### Aufgabe
Prüfe bitte, ob die folgenden Aussagen mit dem Auszug zur IGA in Rostock übereinstimmen, und antworte jeweils mit Ja oder Nein samt den entscheidenden Worten aus dem Auszug als wörtlichem Zitat. 1. Die IGA soll von April bis Oktober 2003 in Rostock-Schmarl stattfinden. 2. Für die IGA werden rund 40 Millionen Besucher erwartet. 3. Die Stadtverwaltung reagiert gelassen auf kritische Nachfragen.

### Auszug
□ □ □ □ □ □ □
Von April bis Oktober 2003 soll in Rostock-Schmarl die Internationale Gartenbauausstellung (IGA) stattfinden. Für dieses Großprojekt werden ca. 4 Millionen Besucher erwartet. Rostock gewinne mit der IGA schon im Vorfeld ein Image, das die Stadt als "zukunftsorientierten Standort" (Karina Jens in NNN v. 23.09.98) ausweise. Geworben wird seitdem auf Rostocker Straßenbahnen und auf Plakatwänden für die Weltausstellung, um die Rostocker Bürger und Unternehmer von dem Projekt zu überzeugen. "Die IGA ist für alle das Beste!" wird so die alles beherrschende Meinung in der Stadt. Eine demokratische Auseinandersetzung findet nicht mehr statt. In der Stadtverwaltung wird auf kritische Nachfragen gereizt reagiert und sich verbeten, die IGA schlecht zu reden. Es wird wieder nur, wie zu besten DDR-Zeiten, "nach vorne diskutiert", oder, wie es Karina Jens formulierte, "was noch nicht paßt, muß passend gemacht werden"(OZ vom 10.03.00). Ob das überhaupt noch möglich ist, erscheint zweifelhaft. Eine kritische Bestandsaufnahme, verbunden mit der Frage nach dem Sinn von solchen Großprojekten, erscheint daher als zwingend.
□ □ □ □ □ □ □
### Datenblock
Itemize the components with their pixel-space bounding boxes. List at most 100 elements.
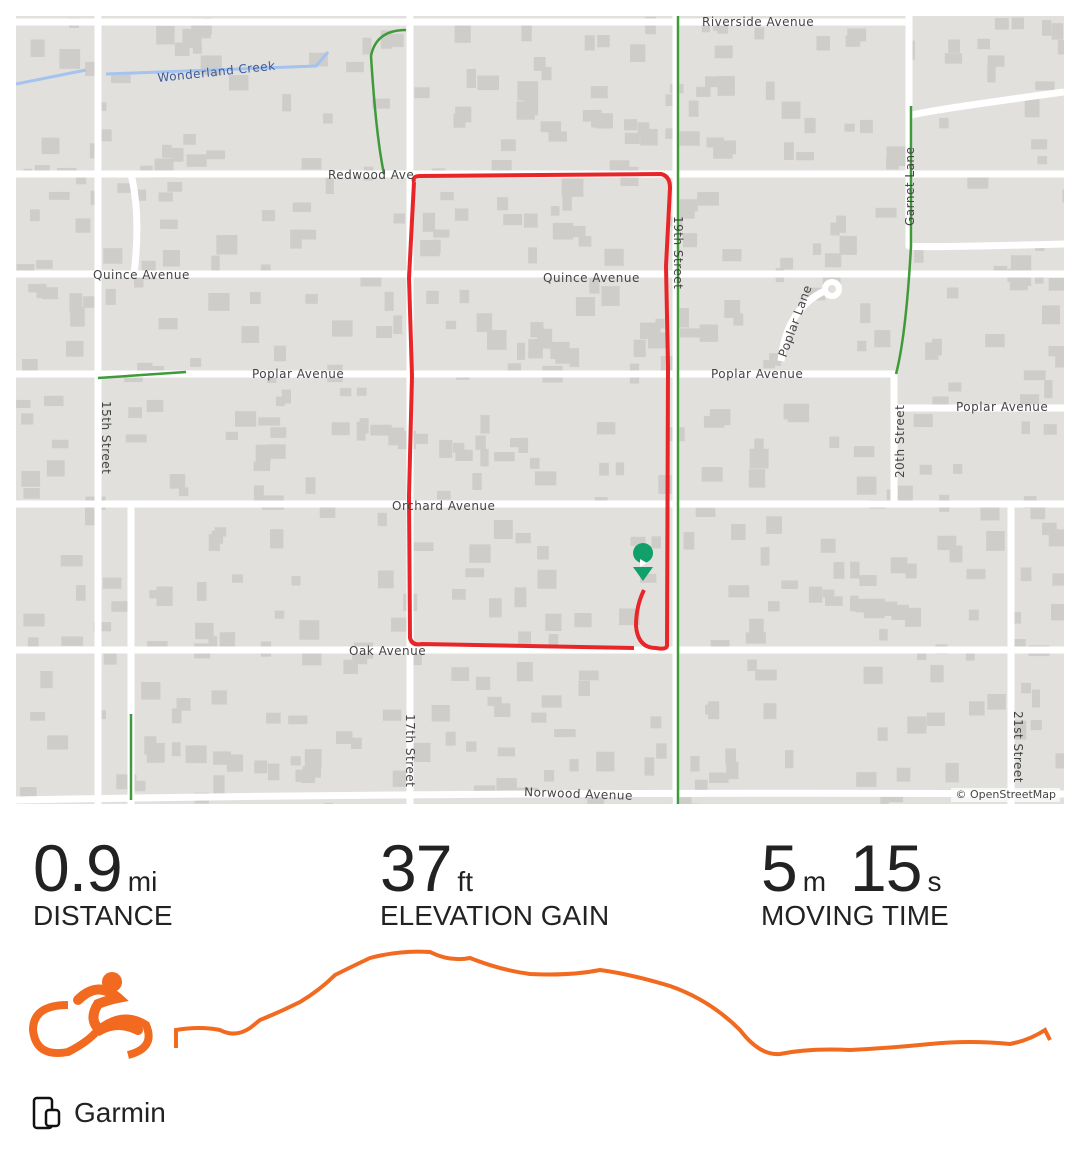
□ □ □ □ □ □ □
### Lösung
1. Ja: „Von April bis Oktober 2003 soll in Rostock-Schmarl die Internationale Gartenbauausstellung (IGA) stattfinden.“
2. Nein: „Für dieses Großprojekt werden ca. 4 Millionen Besucher erwartet.“
3. Nein: „In der Stadtverwaltung wird auf kritische Nachfragen gereizt reagiert“